## TASK OBJECTIVE
Retype the records below exactly as they appear, but leave out any pictures.

Dataset records
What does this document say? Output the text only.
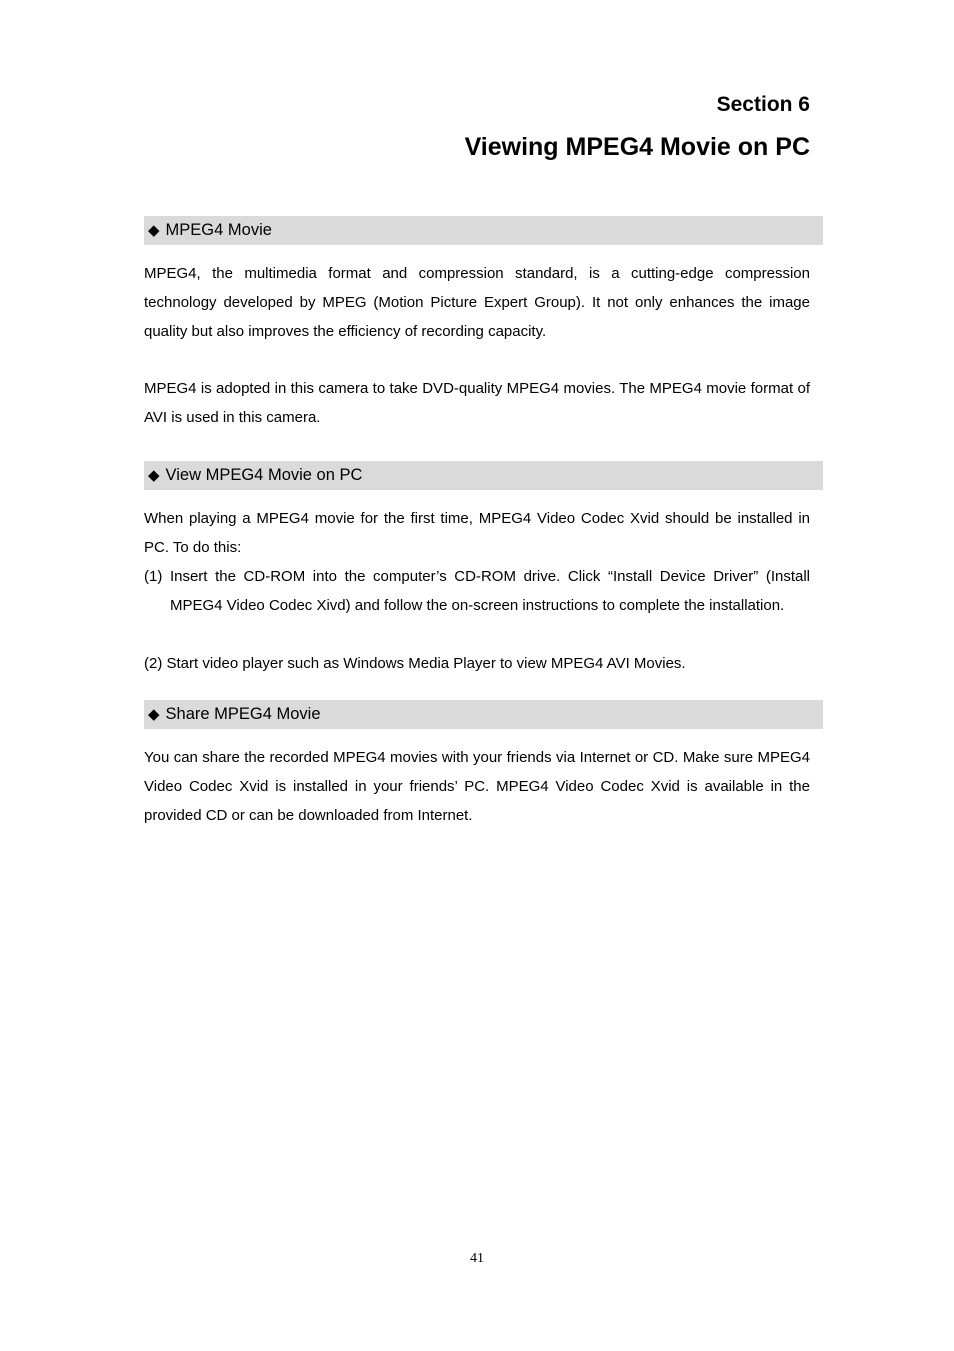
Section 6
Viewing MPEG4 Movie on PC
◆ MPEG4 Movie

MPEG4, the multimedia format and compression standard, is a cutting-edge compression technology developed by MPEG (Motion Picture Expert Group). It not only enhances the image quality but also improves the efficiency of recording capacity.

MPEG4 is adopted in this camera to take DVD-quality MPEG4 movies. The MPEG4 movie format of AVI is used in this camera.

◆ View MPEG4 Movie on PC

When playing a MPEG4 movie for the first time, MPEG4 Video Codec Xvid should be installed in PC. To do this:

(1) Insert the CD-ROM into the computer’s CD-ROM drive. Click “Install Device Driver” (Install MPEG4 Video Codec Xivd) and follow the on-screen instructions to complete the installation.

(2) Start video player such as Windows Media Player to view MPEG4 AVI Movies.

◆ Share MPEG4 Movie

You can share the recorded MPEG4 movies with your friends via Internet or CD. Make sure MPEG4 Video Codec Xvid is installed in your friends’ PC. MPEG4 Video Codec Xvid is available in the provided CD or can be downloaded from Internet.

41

## PROBLEM SOLUTION
What does this document say? Output the text only.
Section 6
Viewing MPEG4 Movie on PC
◆ MPEG4 Movie

MPEG4, the multimedia format and compression standard, is a cutting-edge compression technology developed by MPEG (Motion Picture Expert Group). It not only enhances the image quality but also improves the efficiency of recording capacity.

MPEG4 is adopted in this camera to take DVD-quality MPEG4 movies. The MPEG4 movie format of AVI is used in this camera.

◆ View MPEG4 Movie on PC

When playing a MPEG4 movie for the first time, MPEG4 Video Codec Xvid should be installed in PC. To do this:

(1) Insert the CD-ROM into the computer’s CD-ROM drive. Click “Install Device Driver” (Install MPEG4 Video Codec Xivd) and follow the on-screen instructions to complete the installation.

(2) Start video player such as Windows Media Player to view MPEG4 AVI Movies.

◆ Share MPEG4 Movie

You can share the recorded MPEG4 movies with your friends via Internet or CD. Make sure MPEG4 Video Codec Xvid is installed in your friends’ PC. MPEG4 Video Codec Xvid is available in the provided CD or can be downloaded from Internet.

41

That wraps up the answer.